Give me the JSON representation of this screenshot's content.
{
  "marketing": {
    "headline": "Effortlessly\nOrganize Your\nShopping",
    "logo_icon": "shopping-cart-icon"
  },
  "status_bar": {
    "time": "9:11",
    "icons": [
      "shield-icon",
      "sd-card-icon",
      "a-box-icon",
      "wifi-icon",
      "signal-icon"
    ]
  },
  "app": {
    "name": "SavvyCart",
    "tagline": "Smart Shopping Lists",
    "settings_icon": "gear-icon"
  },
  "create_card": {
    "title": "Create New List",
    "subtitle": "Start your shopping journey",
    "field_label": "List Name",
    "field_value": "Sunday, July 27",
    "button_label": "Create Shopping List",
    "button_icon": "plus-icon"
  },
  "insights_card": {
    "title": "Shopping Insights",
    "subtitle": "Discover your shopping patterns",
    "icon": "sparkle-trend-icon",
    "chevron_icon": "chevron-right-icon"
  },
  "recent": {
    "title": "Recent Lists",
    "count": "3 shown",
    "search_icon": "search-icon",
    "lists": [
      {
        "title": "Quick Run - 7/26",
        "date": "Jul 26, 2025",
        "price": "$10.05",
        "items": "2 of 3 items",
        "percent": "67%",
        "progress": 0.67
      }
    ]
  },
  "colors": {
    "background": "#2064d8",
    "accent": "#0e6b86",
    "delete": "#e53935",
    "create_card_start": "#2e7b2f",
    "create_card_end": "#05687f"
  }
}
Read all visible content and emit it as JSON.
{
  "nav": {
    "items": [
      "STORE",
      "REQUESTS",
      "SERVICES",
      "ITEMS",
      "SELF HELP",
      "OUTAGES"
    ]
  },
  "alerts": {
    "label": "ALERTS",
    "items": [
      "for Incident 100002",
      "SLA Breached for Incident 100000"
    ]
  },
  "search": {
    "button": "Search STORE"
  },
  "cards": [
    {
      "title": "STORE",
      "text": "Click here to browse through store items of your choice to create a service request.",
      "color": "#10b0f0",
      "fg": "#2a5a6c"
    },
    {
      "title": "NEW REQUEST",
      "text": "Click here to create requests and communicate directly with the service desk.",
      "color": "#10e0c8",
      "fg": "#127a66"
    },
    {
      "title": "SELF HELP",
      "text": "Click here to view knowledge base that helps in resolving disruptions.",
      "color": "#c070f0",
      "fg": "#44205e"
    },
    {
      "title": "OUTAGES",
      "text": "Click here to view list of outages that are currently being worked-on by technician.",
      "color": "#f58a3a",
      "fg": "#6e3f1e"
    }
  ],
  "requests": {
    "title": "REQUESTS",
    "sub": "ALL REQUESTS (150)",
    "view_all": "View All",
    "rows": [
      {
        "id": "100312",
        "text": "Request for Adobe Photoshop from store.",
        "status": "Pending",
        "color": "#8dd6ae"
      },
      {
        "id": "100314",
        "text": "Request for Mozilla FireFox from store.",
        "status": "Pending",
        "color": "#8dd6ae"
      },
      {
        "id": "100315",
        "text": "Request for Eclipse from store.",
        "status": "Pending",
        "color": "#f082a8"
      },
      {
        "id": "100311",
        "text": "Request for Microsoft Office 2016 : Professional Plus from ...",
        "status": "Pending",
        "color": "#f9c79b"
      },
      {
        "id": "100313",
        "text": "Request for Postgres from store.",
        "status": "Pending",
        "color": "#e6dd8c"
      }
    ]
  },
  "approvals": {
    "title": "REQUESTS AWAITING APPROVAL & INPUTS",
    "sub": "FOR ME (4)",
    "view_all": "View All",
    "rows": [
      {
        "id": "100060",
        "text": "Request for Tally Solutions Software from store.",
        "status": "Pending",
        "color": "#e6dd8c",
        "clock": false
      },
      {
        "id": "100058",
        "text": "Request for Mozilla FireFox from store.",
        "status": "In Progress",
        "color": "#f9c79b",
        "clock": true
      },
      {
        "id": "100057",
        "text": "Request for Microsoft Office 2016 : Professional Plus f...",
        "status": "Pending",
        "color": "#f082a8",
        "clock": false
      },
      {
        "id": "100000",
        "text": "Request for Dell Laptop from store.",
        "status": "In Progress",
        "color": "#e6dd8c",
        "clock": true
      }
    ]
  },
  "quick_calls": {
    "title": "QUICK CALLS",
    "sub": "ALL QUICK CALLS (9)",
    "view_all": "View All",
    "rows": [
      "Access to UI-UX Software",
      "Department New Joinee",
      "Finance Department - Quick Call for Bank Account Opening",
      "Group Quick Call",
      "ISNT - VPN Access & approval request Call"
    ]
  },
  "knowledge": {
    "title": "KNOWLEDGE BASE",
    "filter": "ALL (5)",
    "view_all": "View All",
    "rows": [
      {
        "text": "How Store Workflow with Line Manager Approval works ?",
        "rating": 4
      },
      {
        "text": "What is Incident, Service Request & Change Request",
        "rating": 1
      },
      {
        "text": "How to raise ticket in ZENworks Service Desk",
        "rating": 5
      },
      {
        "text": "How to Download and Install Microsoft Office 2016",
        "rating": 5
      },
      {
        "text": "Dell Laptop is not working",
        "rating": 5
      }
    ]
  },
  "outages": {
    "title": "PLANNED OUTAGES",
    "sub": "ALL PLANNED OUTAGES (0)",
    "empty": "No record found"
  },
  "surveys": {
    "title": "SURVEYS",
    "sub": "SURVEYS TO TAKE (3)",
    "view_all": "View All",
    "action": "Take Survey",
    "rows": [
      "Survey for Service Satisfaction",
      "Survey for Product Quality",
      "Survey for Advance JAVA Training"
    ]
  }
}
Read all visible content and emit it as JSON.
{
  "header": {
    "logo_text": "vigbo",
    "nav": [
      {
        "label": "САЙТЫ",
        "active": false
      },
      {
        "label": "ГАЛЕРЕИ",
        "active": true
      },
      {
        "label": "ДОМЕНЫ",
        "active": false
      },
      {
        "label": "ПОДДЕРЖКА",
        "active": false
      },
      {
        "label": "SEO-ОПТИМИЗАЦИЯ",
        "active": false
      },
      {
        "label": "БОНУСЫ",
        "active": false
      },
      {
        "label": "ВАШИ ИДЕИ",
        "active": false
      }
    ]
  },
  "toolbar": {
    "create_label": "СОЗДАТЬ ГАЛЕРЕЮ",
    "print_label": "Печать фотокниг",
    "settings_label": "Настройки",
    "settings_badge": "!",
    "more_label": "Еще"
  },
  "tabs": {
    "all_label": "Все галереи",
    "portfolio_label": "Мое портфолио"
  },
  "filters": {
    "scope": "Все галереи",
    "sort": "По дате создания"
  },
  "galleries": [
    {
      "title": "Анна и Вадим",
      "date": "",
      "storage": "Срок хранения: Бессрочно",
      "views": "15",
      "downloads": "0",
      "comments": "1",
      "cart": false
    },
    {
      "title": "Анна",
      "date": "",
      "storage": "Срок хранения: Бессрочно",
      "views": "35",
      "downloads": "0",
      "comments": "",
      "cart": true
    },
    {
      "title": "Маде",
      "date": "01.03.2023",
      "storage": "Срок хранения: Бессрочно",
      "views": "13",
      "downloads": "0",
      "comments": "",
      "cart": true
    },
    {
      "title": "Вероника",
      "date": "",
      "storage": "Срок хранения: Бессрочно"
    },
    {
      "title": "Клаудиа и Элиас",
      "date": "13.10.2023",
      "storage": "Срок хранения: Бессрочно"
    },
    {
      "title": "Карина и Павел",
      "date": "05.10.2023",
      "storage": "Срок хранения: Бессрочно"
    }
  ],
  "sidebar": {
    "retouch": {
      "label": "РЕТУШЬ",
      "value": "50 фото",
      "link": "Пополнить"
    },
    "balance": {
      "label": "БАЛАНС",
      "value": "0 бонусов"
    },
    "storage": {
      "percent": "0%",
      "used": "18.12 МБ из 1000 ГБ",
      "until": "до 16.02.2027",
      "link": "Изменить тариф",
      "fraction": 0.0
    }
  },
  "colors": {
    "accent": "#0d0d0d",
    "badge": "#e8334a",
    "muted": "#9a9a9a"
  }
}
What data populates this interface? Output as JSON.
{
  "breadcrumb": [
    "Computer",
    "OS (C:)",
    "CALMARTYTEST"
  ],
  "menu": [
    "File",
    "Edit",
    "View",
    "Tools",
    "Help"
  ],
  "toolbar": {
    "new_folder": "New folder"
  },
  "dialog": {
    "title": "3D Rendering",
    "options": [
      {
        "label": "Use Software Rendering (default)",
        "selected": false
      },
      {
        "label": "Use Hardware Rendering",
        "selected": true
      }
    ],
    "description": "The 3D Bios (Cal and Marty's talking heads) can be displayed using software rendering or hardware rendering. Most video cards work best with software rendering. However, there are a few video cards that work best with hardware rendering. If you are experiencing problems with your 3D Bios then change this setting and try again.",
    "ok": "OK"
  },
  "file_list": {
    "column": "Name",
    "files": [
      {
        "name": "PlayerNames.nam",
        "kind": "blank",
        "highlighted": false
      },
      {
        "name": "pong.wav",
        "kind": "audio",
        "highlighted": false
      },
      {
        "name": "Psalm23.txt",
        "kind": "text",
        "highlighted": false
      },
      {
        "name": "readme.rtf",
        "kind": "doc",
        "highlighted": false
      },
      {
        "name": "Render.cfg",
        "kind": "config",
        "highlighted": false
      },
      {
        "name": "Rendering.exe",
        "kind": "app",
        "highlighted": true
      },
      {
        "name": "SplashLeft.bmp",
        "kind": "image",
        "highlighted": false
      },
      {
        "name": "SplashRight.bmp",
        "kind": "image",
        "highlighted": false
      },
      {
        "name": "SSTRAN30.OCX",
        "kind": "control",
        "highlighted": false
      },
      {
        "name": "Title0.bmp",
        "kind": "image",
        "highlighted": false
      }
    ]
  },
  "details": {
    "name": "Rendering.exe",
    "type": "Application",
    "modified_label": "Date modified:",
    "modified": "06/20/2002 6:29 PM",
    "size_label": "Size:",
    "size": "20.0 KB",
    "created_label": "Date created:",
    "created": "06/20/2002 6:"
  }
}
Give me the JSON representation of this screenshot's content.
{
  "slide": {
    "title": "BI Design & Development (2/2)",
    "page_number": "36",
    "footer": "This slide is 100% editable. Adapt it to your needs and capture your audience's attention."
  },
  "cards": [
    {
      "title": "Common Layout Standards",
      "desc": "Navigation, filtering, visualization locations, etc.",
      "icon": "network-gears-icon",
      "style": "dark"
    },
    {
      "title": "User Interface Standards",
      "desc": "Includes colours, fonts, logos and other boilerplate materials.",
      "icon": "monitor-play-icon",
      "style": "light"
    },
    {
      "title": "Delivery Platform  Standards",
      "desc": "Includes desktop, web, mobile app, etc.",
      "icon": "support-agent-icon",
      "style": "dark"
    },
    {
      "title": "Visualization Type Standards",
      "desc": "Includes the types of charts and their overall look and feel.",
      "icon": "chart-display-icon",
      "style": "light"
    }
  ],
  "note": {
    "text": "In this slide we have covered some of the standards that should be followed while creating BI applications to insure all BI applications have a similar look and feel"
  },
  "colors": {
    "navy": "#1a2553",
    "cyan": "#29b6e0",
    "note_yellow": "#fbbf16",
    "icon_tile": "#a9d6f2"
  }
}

------------------------------------------------

• [GOAL OF THE EXERCISE]
Only the number is wanted: how many lines of the material above include the word "Department"?

• [RESPONSE]
2